→ **Provided data**:
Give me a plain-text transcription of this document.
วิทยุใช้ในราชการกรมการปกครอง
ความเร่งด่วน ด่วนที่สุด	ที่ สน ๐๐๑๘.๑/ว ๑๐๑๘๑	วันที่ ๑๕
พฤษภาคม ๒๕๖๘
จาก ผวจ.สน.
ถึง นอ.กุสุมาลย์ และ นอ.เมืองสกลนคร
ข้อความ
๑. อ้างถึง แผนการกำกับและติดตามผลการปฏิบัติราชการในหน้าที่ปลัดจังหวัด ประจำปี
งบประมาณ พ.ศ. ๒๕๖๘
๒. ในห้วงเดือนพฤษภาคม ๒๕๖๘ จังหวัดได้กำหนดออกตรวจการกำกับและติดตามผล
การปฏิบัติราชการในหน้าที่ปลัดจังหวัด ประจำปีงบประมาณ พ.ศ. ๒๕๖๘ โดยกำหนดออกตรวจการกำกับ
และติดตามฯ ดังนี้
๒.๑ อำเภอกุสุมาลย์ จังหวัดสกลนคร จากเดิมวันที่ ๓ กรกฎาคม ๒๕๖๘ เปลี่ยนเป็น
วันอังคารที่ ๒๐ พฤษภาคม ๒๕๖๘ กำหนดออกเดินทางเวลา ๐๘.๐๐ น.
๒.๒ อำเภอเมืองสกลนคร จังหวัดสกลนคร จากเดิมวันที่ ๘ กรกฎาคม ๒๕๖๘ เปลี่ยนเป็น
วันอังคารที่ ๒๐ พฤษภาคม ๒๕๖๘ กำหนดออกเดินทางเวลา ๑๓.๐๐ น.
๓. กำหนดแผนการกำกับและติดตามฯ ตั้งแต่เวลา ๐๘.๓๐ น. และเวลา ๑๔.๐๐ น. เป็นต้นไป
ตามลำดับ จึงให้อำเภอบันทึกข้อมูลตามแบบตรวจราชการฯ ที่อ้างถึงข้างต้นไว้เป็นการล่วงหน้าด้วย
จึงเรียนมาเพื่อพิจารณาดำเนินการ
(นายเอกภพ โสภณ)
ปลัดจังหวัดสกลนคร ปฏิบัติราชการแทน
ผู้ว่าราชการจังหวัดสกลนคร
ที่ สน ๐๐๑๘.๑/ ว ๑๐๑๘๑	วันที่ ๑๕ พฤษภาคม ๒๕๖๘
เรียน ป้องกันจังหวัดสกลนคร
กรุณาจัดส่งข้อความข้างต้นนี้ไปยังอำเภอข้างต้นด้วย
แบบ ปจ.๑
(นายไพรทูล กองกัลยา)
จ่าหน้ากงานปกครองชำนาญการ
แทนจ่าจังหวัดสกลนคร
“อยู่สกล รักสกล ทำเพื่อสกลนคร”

→ **Prompt**: Type out the material again exactly as presented.

→ **The completed task**:
Give me a plain-text transcription of this document.
วิทยุใช้ในราชการกรมการปกครอง
ความเร่งด่วน ด่วนที่สุด	ที่ สน ๐๐๑๘.๑/ว ๑๐๑๘๑	วันที่ ๑๕
พฤษภาคม ๒๕๖๘
จาก ผวจ.สน.
ถึง นอ.กุสุมาลย์ และ นอ.เมืองสกลนคร
ข้อความ
๑. อ้างถึง แผนการกำกับและติดตามผลการปฏิบัติราชการในหน้าที่ปลัดจังหวัด ประจำปี
งบประมาณ พ.ศ. ๒๕๖๘
๒. ในห้วงเดือนพฤษภาคม ๒๕๖๘ จังหวัดได้กำหนดออกตรวจการกำกับและติดตามผล
การปฏิบัติราชการในหน้าที่ปลัดจังหวัด ประจำปีงบประมาณ พ.ศ. ๒๕๖๘ โดยกำหนดออกตรวจการกำกับ
และติดตามฯ ดังนี้
๒.๑ อำเภอกุสุมาลย์ จังหวัดสกลนคร จากเดิมวันที่ ๓ กรกฎาคม ๒๕๖๘ เปลี่ยนเป็น
วันอังคารที่ ๒๐ พฤษภาคม ๒๕๖๘ กำหนดออกเดินทางเวลา ๐๘.๐๐ น.
๒.๒ อำเภอเมืองสกลนคร จังหวัดสกลนคร จากเดิมวันที่ ๘ กรกฎาคม ๒๕๖๘ เปลี่ยนเป็น
วันอังคารที่ ๒๐ พฤษภาคม ๒๕๖๘ กำหนดออกเดินทางเวลา ๑๓.๐๐ น.
๓. กำหนดแผนการกำกับและติดตามฯ ตั้งแต่เวลา ๐๘.๓๐ น. และเวลา ๑๔.๐๐ น. เป็นต้นไป
ตามลำดับ จึงให้อำเภอบันทึกข้อมูลตามแบบตรวจราชการฯ ที่อ้างถึงข้างต้นไว้เป็นการล่วงหน้าด้วย
จึงเรียนมาเพื่อพิจารณาดำเนินการ
(นายเอกภพ โสภณ)
ปลัดจังหวัดสกลนคร ปฏิบัติราชการแทน
ผู้ว่าราชการจังหวัดสกลนคร
ที่ สน ๐๐๑๘.๑/ ว ๑๐๑๘๑	วันที่ ๑๕ พฤษภาคม ๒๕๖๘
เรียน ป้องกันจังหวัดสกลนคร
กรุณาจัดส่งข้อความข้างต้นนี้ไปยังอำเภอข้างต้นด้วย
แบบ ปจ.๑
(นายไพรทูล กองกัลยา)
จ่าหน้ากงานปกครองชำนาญการ
แทนจ่าจังหวัดสกลนคร
“อยู่สกล รักสกล ทำเพื่อสกลนคร”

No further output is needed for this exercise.